SOURCE MATERIAL:
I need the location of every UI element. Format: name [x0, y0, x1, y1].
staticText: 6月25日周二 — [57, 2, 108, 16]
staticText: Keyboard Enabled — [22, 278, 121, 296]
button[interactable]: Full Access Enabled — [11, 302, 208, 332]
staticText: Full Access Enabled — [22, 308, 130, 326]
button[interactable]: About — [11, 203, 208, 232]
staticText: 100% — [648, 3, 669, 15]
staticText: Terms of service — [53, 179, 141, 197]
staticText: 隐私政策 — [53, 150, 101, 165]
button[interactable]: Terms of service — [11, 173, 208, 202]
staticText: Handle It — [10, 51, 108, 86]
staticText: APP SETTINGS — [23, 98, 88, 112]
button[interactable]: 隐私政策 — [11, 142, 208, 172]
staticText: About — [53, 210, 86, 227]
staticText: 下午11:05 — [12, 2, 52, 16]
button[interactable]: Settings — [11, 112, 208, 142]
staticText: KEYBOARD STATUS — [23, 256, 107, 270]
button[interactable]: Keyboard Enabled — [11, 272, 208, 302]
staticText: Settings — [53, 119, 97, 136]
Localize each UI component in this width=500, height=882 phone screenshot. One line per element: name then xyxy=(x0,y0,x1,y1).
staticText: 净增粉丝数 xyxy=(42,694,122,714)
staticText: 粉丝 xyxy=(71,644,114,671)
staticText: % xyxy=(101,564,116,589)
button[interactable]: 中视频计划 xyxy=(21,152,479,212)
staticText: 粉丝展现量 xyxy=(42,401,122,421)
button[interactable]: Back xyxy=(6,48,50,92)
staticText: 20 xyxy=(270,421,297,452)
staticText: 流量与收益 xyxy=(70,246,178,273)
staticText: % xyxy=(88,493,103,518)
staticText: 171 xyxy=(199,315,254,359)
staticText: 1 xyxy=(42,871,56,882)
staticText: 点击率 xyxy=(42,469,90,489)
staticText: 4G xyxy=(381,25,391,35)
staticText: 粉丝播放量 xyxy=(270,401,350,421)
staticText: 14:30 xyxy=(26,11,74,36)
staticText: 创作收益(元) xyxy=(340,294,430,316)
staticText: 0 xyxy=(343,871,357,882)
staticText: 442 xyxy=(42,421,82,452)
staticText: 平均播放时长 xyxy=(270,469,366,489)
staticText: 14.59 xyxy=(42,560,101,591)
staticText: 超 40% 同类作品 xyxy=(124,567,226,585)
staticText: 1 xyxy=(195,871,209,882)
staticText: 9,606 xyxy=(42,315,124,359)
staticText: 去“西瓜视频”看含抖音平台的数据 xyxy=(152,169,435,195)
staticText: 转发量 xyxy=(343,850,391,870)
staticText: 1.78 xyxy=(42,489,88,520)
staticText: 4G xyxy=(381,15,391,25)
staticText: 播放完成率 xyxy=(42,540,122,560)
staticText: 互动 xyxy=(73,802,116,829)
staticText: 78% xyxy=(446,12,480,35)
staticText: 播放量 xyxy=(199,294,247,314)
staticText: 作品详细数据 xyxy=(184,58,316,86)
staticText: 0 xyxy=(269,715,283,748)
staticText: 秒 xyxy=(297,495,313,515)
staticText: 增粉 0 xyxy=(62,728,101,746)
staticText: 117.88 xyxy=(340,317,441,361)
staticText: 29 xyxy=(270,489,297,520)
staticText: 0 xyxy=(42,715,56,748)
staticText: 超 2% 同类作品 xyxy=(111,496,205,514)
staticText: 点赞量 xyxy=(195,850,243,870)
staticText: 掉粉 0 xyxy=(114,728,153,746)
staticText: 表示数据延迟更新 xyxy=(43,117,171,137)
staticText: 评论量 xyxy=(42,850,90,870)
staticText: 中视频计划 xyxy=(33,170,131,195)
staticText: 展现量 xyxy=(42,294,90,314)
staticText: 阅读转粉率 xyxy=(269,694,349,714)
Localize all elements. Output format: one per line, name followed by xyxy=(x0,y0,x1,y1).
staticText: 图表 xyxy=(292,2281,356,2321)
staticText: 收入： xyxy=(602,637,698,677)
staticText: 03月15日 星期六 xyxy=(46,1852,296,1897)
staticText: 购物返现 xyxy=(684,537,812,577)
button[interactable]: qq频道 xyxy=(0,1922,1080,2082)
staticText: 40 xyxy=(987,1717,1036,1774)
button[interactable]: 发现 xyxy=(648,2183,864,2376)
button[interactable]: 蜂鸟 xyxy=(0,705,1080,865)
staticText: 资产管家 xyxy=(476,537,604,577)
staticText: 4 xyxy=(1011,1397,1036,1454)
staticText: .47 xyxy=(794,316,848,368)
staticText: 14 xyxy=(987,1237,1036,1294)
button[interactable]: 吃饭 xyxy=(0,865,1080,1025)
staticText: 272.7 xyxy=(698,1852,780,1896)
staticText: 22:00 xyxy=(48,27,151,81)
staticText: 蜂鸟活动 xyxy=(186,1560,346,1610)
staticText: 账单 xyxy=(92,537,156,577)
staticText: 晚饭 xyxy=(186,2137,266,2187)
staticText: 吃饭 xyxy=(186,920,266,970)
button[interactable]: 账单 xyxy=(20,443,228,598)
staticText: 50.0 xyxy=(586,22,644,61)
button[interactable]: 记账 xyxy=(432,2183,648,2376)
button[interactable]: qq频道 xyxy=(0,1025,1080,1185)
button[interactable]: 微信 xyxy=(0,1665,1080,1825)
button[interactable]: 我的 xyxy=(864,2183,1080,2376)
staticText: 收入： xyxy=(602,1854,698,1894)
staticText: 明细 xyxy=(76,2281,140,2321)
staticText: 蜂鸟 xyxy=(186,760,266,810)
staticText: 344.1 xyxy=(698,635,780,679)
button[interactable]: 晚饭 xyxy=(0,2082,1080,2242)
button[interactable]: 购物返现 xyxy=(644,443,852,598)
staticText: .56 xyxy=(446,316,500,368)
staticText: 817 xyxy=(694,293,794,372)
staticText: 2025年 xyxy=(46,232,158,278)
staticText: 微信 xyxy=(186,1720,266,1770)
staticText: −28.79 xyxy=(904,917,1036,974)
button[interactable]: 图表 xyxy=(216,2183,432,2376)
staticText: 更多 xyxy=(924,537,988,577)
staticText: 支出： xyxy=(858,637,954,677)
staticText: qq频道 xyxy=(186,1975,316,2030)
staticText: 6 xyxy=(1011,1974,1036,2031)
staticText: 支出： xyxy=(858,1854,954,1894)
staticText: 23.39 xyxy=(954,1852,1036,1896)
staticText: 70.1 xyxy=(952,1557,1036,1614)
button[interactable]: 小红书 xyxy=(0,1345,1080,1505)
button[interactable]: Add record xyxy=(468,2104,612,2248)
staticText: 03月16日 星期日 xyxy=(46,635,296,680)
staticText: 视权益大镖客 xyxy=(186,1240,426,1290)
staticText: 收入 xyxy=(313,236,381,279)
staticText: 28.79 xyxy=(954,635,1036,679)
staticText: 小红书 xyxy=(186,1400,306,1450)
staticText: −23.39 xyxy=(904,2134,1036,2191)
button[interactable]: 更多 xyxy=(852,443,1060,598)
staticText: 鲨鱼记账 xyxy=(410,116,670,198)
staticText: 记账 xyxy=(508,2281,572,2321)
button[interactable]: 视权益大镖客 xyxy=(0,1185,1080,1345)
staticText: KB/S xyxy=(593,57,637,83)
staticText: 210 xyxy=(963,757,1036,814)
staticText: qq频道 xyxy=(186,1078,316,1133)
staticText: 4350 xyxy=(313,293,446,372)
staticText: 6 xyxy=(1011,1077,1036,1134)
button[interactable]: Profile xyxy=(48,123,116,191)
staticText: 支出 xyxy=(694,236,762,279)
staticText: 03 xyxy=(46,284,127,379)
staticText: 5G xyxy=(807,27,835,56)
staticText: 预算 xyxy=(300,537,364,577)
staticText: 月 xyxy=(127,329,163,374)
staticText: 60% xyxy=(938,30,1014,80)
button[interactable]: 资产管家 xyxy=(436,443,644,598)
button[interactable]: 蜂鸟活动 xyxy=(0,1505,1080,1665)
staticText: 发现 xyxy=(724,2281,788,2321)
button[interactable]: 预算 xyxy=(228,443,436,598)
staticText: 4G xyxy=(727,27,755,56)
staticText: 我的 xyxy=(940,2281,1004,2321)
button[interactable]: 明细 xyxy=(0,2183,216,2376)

OBJECTIVE: Reproduce word for word the lines running from the first line through the line holding "staticText: 播放量 xyxy=(199,294,247,314)", both included.

COMPLETED TASK:
I need the location of every UI element. Format: name [x0, y0, x1, y1].
staticText: 6月25日周二 — [57, 2, 108, 16]
staticText: Keyboard Enabled — [22, 278, 121, 296]
button[interactable]: Full Access Enabled — [11, 302, 208, 332]
staticText: Full Access Enabled — [22, 308, 130, 326]
button[interactable]: About — [11, 203, 208, 232]
staticText: 100% — [648, 3, 669, 15]
staticText: Terms of service — [53, 179, 141, 197]
staticText: 隐私政策 — [53, 150, 101, 165]
button[interactable]: Terms of service — [11, 173, 208, 202]
staticText: Handle It — [10, 51, 108, 86]
staticText: APP SETTINGS — [23, 98, 88, 112]
button[interactable]: 隐私政策 — [11, 142, 208, 172]
staticText: About — [53, 210, 86, 227]
staticText: 下午11:05 — [12, 2, 52, 16]
button[interactable]: Settings — [11, 112, 208, 142]
staticText: KEYBOARD STATUS — [23, 256, 107, 270]
button[interactable]: Keyboard Enabled — [11, 272, 208, 302]
staticText: Settings — [53, 119, 97, 136]
Localize each UI component in this width=500, height=882 phone screenshot. One line per element: name then xyxy=(x0,y0,x1,y1).
staticText: 净增粉丝数 xyxy=(42,694,122,714)
staticText: 粉丝 xyxy=(71,644,114,671)
staticText: % xyxy=(101,564,116,589)
button[interactable]: 中视频计划 xyxy=(21,152,479,212)
staticText: 粉丝展现量 xyxy=(42,401,122,421)
button[interactable]: Back xyxy=(6,48,50,92)
staticText: 20 xyxy=(270,421,297,452)
staticText: 流量与收益 xyxy=(70,246,178,273)
staticText: % xyxy=(88,493,103,518)
staticText: 171 xyxy=(199,315,254,359)
staticText: 1 xyxy=(42,871,56,882)
staticText: 点击率 xyxy=(42,469,90,489)
staticText: 4G xyxy=(381,25,391,35)
staticText: 粉丝播放量 xyxy=(270,401,350,421)
staticText: 14:30 xyxy=(26,11,74,36)
staticText: 创作收益(元) xyxy=(340,294,430,316)
staticText: 0 xyxy=(343,871,357,882)
staticText: 442 xyxy=(42,421,82,452)
staticText: 平均播放时长 xyxy=(270,469,366,489)
staticText: 14.59 xyxy=(42,560,101,591)
staticText: 超 40% 同类作品 xyxy=(124,567,226,585)
staticText: 1 xyxy=(195,871,209,882)
staticText: 9,606 xyxy=(42,315,124,359)
staticText: 去“西瓜视频”看含抖音平台的数据 xyxy=(152,169,435,195)
staticText: 转发量 xyxy=(343,850,391,870)
staticText: 1.78 xyxy=(42,489,88,520)
staticText: 4G xyxy=(381,15,391,25)
staticText: 播放完成率 xyxy=(42,540,122,560)
staticText: 互动 xyxy=(73,802,116,829)
staticText: 78% xyxy=(446,12,480,35)
staticText: 播放量 xyxy=(199,294,247,314)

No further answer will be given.